___ Supplied data ___
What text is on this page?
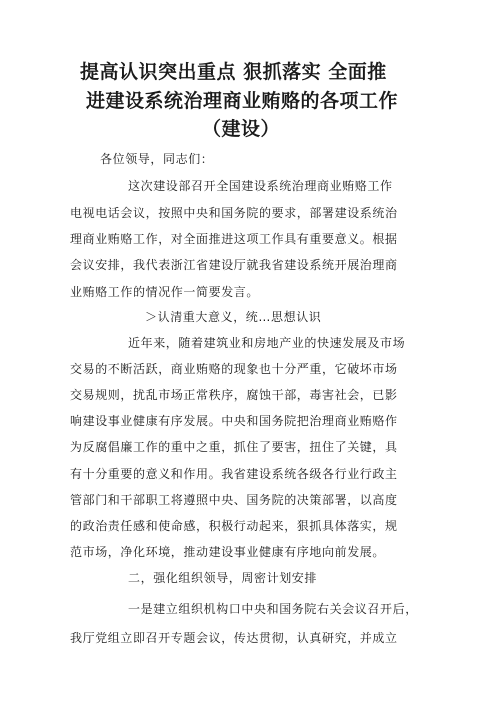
提高认识突出重点 狠抓落实 全面推
进建设系统治理商业贿赂的各项工作
（建设）
各位领导，同志们：
这次建设部召开全国建设系统治理商业贿赂工作
电视电话会议，按照中央和国务院的要求，部署建设系统治
理商业贿赂工作，对全面推进这项工作具有重要意义。根据
会议安排，我代表浙江省建设厅就我省建设系统开展治理商
业贿赂工作的情况作一简要发言。
＞认清重大意义，统…思想认识
近年来，随着建筑业和房地产业的快速发展及市场
交易的不断活跃，商业贿赂的现象也十分严重，它破坏市场
交易规则，扰乱市场正常秩序，腐蚀干部，毒害社会，已影
响建设事业健康有序发展。中央和国务院把治理商业贿赂作
为反腐倡廉工作的重中之重，抓住了要害，扭住了关键，具
有十分重要的意义和作用。我省建设系统各级各行业行政主
管部门和干部职工将遵照中央、国务院的决策部署，以高度
的政治责任感和使命感，积极行动起来，狠抓具体落实，规
范市场，净化环境，推动建设事业健康有序地向前发展。
二，强化组织领导，周密计划安排
一是建立组织机构口中央和国务院右关会议召开后，
我厅党组立即召开专题会议，传达贯彻，认真研究，并成立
___
● The task
Output the records above exactly as they are, leaving out the pictures.

● Solution for this task
What text is on this page?
提高认识突出重点 狠抓落实 全面推
进建设系统治理商业贿赂的各项工作
（建设）
各位领导，同志们：
这次建设部召开全国建设系统治理商业贿赂工作
电视电话会议，按照中央和国务院的要求，部署建设系统治
理商业贿赂工作，对全面推进这项工作具有重要意义。根据
会议安排，我代表浙江省建设厅就我省建设系统开展治理商
业贿赂工作的情况作一简要发言。
＞认清重大意义，统…思想认识
近年来，随着建筑业和房地产业的快速发展及市场
交易的不断活跃，商业贿赂的现象也十分严重，它破坏市场
交易规则，扰乱市场正常秩序，腐蚀干部，毒害社会，已影
响建设事业健康有序发展。中央和国务院把治理商业贿赂作
为反腐倡廉工作的重中之重，抓住了要害，扭住了关键，具
有十分重要的意义和作用。我省建设系统各级各行业行政主
管部门和干部职工将遵照中央、国务院的决策部署，以高度
的政治责任感和使命感，积极行动起来，狠抓具体落实，规
范市场，净化环境，推动建设事业健康有序地向前发展。
二，强化组织领导，周密计划安排
一是建立组织机构口中央和国务院右关会议召开后，
我厅党组立即召开专题会议，传达贯彻，认真研究，并成立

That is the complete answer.